> **TEXT TO READ**:
==================================================

While Addison was giving to English prose that refinement which was verging, perhaps, to somewhat of feebleness, the strong hand of Swift a man with a stronger intellect and a rougher heart-was scattering that vigorous prose which touched the other extreme of coarseness; and Bolingbroke was giving in his statelier and more elegant diction, that prose the study of which has by some of England's best orators been pronounced an orator's best training.

The chief representative name in the literature of the times of Queen Anne is that of Pope. His rank as a poet has been a subject of much dispute; but it may now, I think, be considered as the settled iudgment of the most judicious critics, ardent admirers, too, of Pope's poetry, that his place is not with Chaucer, Spenser, Shakspeare, and Milton, the poets of the first order, but with Dryden, in a second rank. Shakspeare alone excepted, perhaps no English poet has furnished a greater amount of single lines for apt and happy quotation, on account either of their force or beauty. In the famous satire on the Duchess of Marlborough occurs this passage:

"Strange! by the means defeated of the ends-
By spirit robb'd of power-by warmth, of friends—
By wealth of followers! without one distress,
Sick of herself through very selfishness!

==================================================

> **GIVEN DATA**:

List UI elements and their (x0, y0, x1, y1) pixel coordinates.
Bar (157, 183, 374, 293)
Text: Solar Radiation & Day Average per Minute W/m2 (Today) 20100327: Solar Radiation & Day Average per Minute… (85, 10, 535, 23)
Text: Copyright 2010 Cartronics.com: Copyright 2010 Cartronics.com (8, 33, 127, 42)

==================================================

> **WHAT YOU NEED TO DO**:
A: In the text on the literature of Queen Anne's time, which poet shares Pope's place in the second rank?
B: From the text on the literature of Queen Anne's time, extract everything from "The chief representative" down to "through very selfishness!".
The listing comes from a separate source and has no connection to the text.

> **EXERCISE RESPONSES**:
A: Dryden.

B:
The chief representative name in the literature of the times of Queen Anne is that of Pope. His rank as a poet has been a subject of much dispute; but it may now, I think, be considered as the settled iudgment of the most judicious critics, ardent admirers, too, of Pope's poetry, that his place is not with Chaucer, Spenser, Shakspeare, and Milton, the poets of the first order, but with Dryden, in a second rank. Shakspeare alone excepted, perhaps no English poet has furnished a greater amount of single lines for apt and happy quotation, on account either of their force or beauty. In the famous satire on the Duchess of Marlborough occurs this passage:

"Strange! by the means defeated of the ends-
By spirit robb'd of power-by warmth, of friends—
By wealth of followers! without one distress,
Sick of herself through very selfishness!